Exactly reproduce all the records, keeping pictures out of the copy.

[Records that describe figures]
↓↓↓

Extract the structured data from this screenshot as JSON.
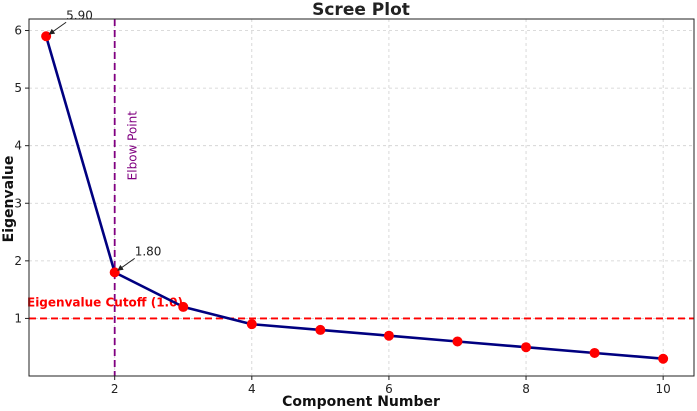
{
  "chart_data": {
    "type": "line",
    "title": "Scree Plot",
    "xlabel": "Component Number",
    "ylabel": "Eigenvalue",
    "x": [
      1,
      2,
      3,
      4,
      5,
      6,
      7,
      8,
      9,
      10
    ],
    "series": [
      {
        "values": [
          5.9,
          1.8,
          1.2,
          0.9,
          0.8,
          0.7,
          0.6,
          0.5,
          0.4,
          0.3
        ]
      }
    ],
    "xlim": [
      0.75,
      10.45
    ],
    "ylim": [
      0,
      6.2
    ],
    "xticks": [
      2,
      4,
      6,
      8,
      10
    ],
    "yticks": [
      1,
      2,
      3,
      4,
      5,
      6
    ],
    "grid": true,
    "reference_lines": {
      "cutoff": {
        "orientation": "horizontal",
        "value": 1.0,
        "label": "Eigenvalue Cutoff (1.0)",
        "color": "#ff0000"
      },
      "elbow": {
        "orientation": "vertical",
        "value": 2,
        "label": "Elbow Point",
        "color": "#800080"
      }
    },
    "annotations": [
      {
        "x": 1,
        "y": 5.9,
        "text": "5.90"
      },
      {
        "x": 2,
        "y": 1.8,
        "text": "1.80"
      }
    ],
    "colors": {
      "line": "#000080",
      "marker": "#ff0000"
    }
  }
}
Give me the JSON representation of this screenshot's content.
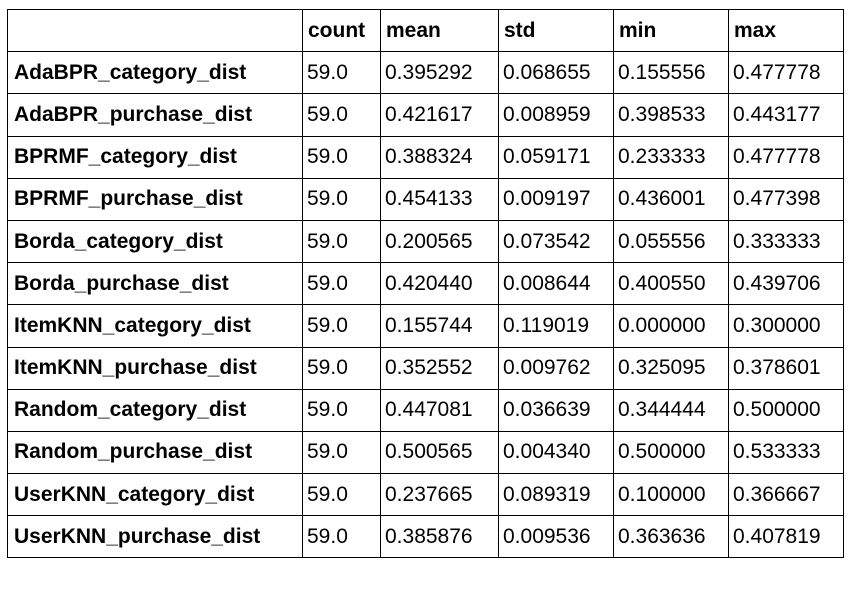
{
  "chart_data": {
    "type": "table",
    "columns": [
      "",
      "count",
      "mean",
      "std",
      "min",
      "max"
    ],
    "rows": [
      {
        "label": "AdaBPR_category_dist",
        "values": [
          "59.0",
          "0.395292",
          "0.068655",
          "0.155556",
          "0.477778"
        ]
      },
      {
        "label": "AdaBPR_purchase_dist",
        "values": [
          "59.0",
          "0.421617",
          "0.008959",
          "0.398533",
          "0.443177"
        ]
      },
      {
        "label": "BPRMF_category_dist",
        "values": [
          "59.0",
          "0.388324",
          "0.059171",
          "0.233333",
          "0.477778"
        ]
      },
      {
        "label": "BPRMF_purchase_dist",
        "values": [
          "59.0",
          "0.454133",
          "0.009197",
          "0.436001",
          "0.477398"
        ]
      },
      {
        "label": "Borda_category_dist",
        "values": [
          "59.0",
          "0.200565",
          "0.073542",
          "0.055556",
          "0.333333"
        ]
      },
      {
        "label": "Borda_purchase_dist",
        "values": [
          "59.0",
          "0.420440",
          "0.008644",
          "0.400550",
          "0.439706"
        ]
      },
      {
        "label": "ItemKNN_category_dist",
        "values": [
          "59.0",
          "0.155744",
          "0.119019",
          "0.000000",
          "0.300000"
        ]
      },
      {
        "label": "ItemKNN_purchase_dist",
        "values": [
          "59.0",
          "0.352552",
          "0.009762",
          "0.325095",
          "0.378601"
        ]
      },
      {
        "label": "Random_category_dist",
        "values": [
          "59.0",
          "0.447081",
          "0.036639",
          "0.344444",
          "0.500000"
        ]
      },
      {
        "label": "Random_purchase_dist",
        "values": [
          "59.0",
          "0.500565",
          "0.004340",
          "0.500000",
          "0.533333"
        ]
      },
      {
        "label": "UserKNN_category_dist",
        "values": [
          "59.0",
          "0.237665",
          "0.089319",
          "0.100000",
          "0.366667"
        ]
      },
      {
        "label": "UserKNN_purchase_dist",
        "values": [
          "59.0",
          "0.385876",
          "0.009536",
          "0.363636",
          "0.407819"
        ]
      }
    ]
  }
}
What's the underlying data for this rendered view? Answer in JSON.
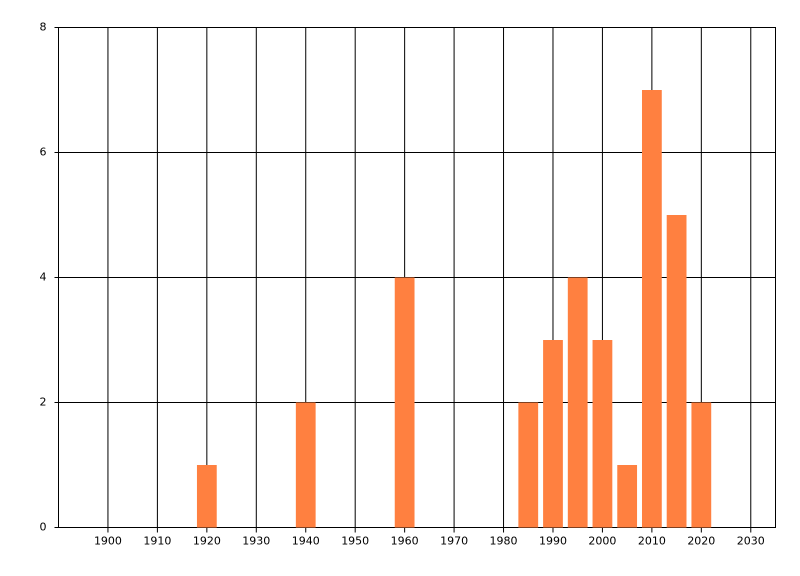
{
  "chart_data": {
    "type": "bar",
    "x": [
      1920,
      1940,
      1960,
      1985,
      1990,
      1995,
      2000,
      2005,
      2010,
      2015,
      2020
    ],
    "values": [
      1,
      2,
      4,
      2,
      3,
      4,
      3,
      1,
      7,
      5,
      2
    ],
    "color": "#ff8040",
    "xlim": [
      1890,
      2035
    ],
    "xticks": [
      1900,
      1910,
      1920,
      1930,
      1940,
      1950,
      1960,
      1970,
      1980,
      1990,
      2000,
      2010,
      2020,
      2030
    ],
    "ylim": [
      0,
      8
    ],
    "yticks": [
      0,
      2,
      4,
      6,
      8
    ],
    "grid": true
  }
}
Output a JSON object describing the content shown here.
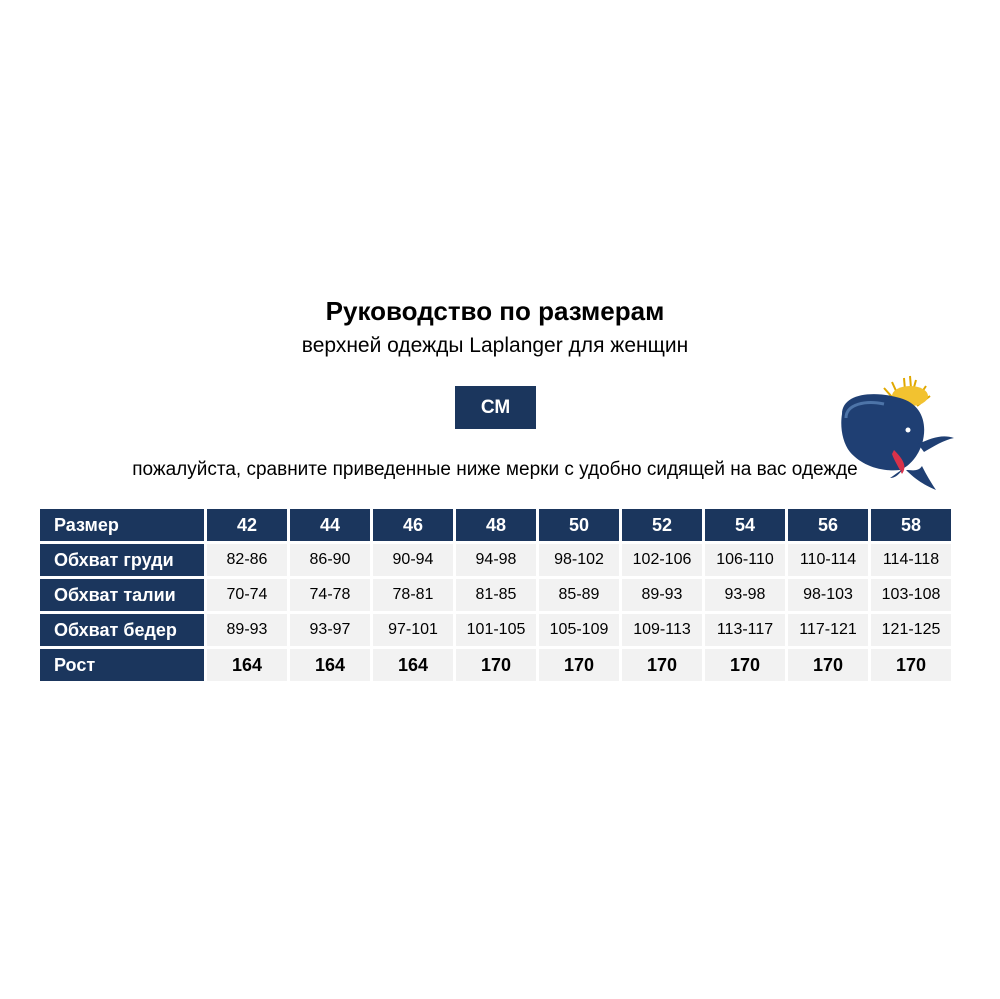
{
  "title": "Руководство по размерам",
  "subtitle": "верхней одежды Laplanger для женщин",
  "unit_label": "СМ",
  "note": "пожалуйста, сравните приведенные ниже мерки с удобно сидящей на вас одежде",
  "colors": {
    "header": "#1b365d",
    "cell": "#f2f2f2"
  },
  "table": {
    "rows": [
      {
        "label": "Размер",
        "values": [
          "42",
          "44",
          "46",
          "48",
          "50",
          "52",
          "54",
          "56",
          "58"
        ]
      },
      {
        "label": "Обхват груди",
        "values": [
          "82-86",
          "86-90",
          "90-94",
          "94-98",
          "98-102",
          "102-106",
          "106-110",
          "110-114",
          "114-118"
        ]
      },
      {
        "label": "Обхват талии",
        "values": [
          "70-74",
          "74-78",
          "78-81",
          "81-85",
          "85-89",
          "89-93",
          "93-98",
          "98-103",
          "103-108"
        ]
      },
      {
        "label": "Обхват бедер",
        "values": [
          "89-93",
          "93-97",
          "97-101",
          "101-105",
          "105-109",
          "109-113",
          "113-117",
          "117-121",
          "121-125"
        ]
      },
      {
        "label": "Рост",
        "values": [
          "164",
          "164",
          "164",
          "170",
          "170",
          "170",
          "170",
          "170",
          "170"
        ]
      }
    ]
  }
}
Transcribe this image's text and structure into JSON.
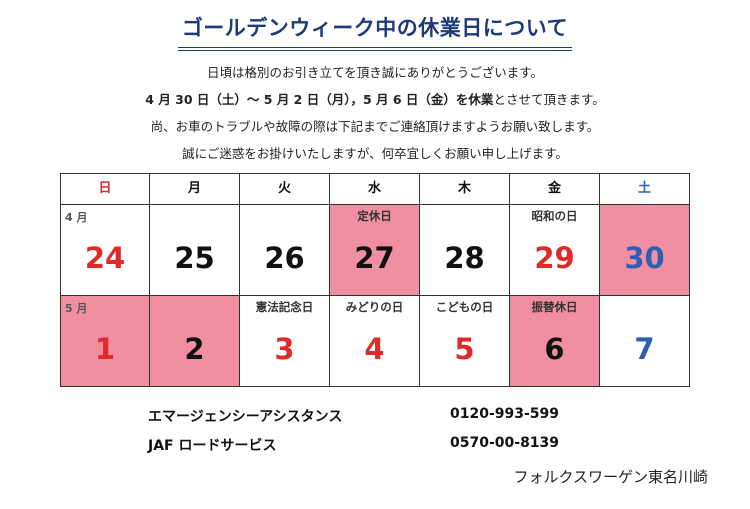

↑↑↑

#### TASK ANSWER
Extract the structured data from this screenshot as JSON.
{
  "chart_data": {
    "type": "line",
    "title": "Scree Plot",
    "xlabel": "Component Number",
    "ylabel": "Eigenvalue",
    "x": [
      1,
      2,
      3,
      4,
      5,
      6,
      7,
      8,
      9,
      10
    ],
    "series": [
      {
        "values": [
          5.9,
          1.8,
          1.2,
          0.9,
          0.8,
          0.7,
          0.6,
          0.5,
          0.4,
          0.3
        ]
      }
    ],
    "xlim": [
      0.75,
      10.45
    ],
    "ylim": [
      0,
      6.2
    ],
    "xticks": [
      2,
      4,
      6,
      8,
      10
    ],
    "yticks": [
      1,
      2,
      3,
      4,
      5,
      6
    ],
    "grid": true,
    "reference_lines": {
      "cutoff": {
        "orientation": "horizontal",
        "value": 1.0,
        "label": "Eigenvalue Cutoff (1.0)",
        "color": "#ff0000"
      },
      "elbow": {
        "orientation": "vertical",
        "value": 2,
        "label": "Elbow Point",
        "color": "#800080"
      }
    },
    "annotations": [
      {
        "x": 1,
        "y": 5.9,
        "text": "5.90"
      },
      {
        "x": 2,
        "y": 1.8,
        "text": "1.80"
      }
    ],
    "colors": {
      "line": "#000080",
      "marker": "#ff0000"
    }
  }
}
Give me the JSON representation of this screenshot's content.
{
  "chart_data": {
    "type": "table",
    "columns": [
      "",
      "count",
      "mean",
      "std",
      "min",
      "max"
    ],
    "rows": [
      {
        "label": "AdaBPR_category_dist",
        "values": [
          "59.0",
          "0.395292",
          "0.068655",
          "0.155556",
          "0.477778"
        ]
      },
      {
        "label": "AdaBPR_purchase_dist",
        "values": [
          "59.0",
          "0.421617",
          "0.008959",
          "0.398533",
          "0.443177"
        ]
      },
      {
        "label": "BPRMF_category_dist",
        "values": [
          "59.0",
          "0.388324",
          "0.059171",
          "0.233333",
          "0.477778"
        ]
      },
      {
        "label": "BPRMF_purchase_dist",
        "values": [
          "59.0",
          "0.454133",
          "0.009197",
          "0.436001",
          "0.477398"
        ]
      },
      {
        "label": "Borda_category_dist",
        "values": [
          "59.0",
          "0.200565",
          "0.073542",
          "0.055556",
          "0.333333"
        ]
      },
      {
        "label": "Borda_purchase_dist",
        "values": [
          "59.0",
          "0.420440",
          "0.008644",
          "0.400550",
          "0.439706"
        ]
      },
      {
        "label": "ItemKNN_category_dist",
        "values": [
          "59.0",
          "0.155744",
          "0.119019",
          "0.000000",
          "0.300000"
        ]
      },
      {
        "label": "ItemKNN_purchase_dist",
        "values": [
          "59.0",
          "0.352552",
          "0.009762",
          "0.325095",
          "0.378601"
        ]
      },
      {
        "label": "Random_category_dist",
        "values": [
          "59.0",
          "0.447081",
          "0.036639",
          "0.344444",
          "0.500000"
        ]
      },
      {
        "label": "Random_purchase_dist",
        "values": [
          "59.0",
          "0.500565",
          "0.004340",
          "0.500000",
          "0.533333"
        ]
      },
      {
        "label": "UserKNN_category_dist",
        "values": [
          "59.0",
          "0.237665",
          "0.089319",
          "0.100000",
          "0.366667"
        ]
      },
      {
        "label": "UserKNN_purchase_dist",
        "values": [
          "59.0",
          "0.385876",
          "0.009536",
          "0.363636",
          "0.407819"
        ]
      }
    ]
  }
}
What's the underlying data for this rendered view? Answer in JSON.
{
  "chart_data": {
    "type": "bar",
    "x": [
      1920,
      1940,
      1960,
      1985,
      1990,
      1995,
      2000,
      2005,
      2010,
      2015,
      2020
    ],
    "values": [
      1,
      2,
      4,
      2,
      3,
      4,
      3,
      1,
      7,
      5,
      2
    ],
    "color": "#ff8040",
    "xlim": [
      1890,
      2035
    ],
    "xticks": [
      1900,
      1910,
      1920,
      1930,
      1940,
      1950,
      1960,
      1970,
      1980,
      1990,
      2000,
      2010,
      2020,
      2030
    ],
    "ylim": [
      0,
      8
    ],
    "yticks": [
      0,
      2,
      4,
      6,
      8
    ],
    "grid": true
  }
}
Output a JSON object describing the content shown here.
{
  "title": "Руководство по размерам",
  "subtitle": "верхней одежды Laplanger для женщин",
  "unit_label": "СМ",
  "note": "пожалуйста, сравните приведенные ниже мерки с удобно сидящей на вас одежде",
  "colors": {
    "header": "#1b365d",
    "cell": "#f2f2f2"
  },
  "table": {
    "rows": [
      {
        "label": "Размер",
        "values": [
          "42",
          "44",
          "46",
          "48",
          "50",
          "52",
          "54",
          "56",
          "58"
        ]
      },
      {
        "label": "Обхват груди",
        "values": [
          "82-86",
          "86-90",
          "90-94",
          "94-98",
          "98-102",
          "102-106",
          "106-110",
          "110-114",
          "114-118"
        ]
      },
      {
        "label": "Обхват талии",
        "values": [
          "70-74",
          "74-78",
          "78-81",
          "81-85",
          "85-89",
          "89-93",
          "93-98",
          "98-103",
          "103-108"
        ]
      },
      {
        "label": "Обхват бедер",
        "values": [
          "89-93",
          "93-97",
          "97-101",
          "101-105",
          "105-109",
          "109-113",
          "113-117",
          "117-121",
          "121-125"
        ]
      },
      {
        "label": "Рост",
        "values": [
          "164",
          "164",
          "164",
          "170",
          "170",
          "170",
          "170",
          "170",
          "170"
        ]
      }
    ]
  }
}
Transcribe this image's text and structure into JSON.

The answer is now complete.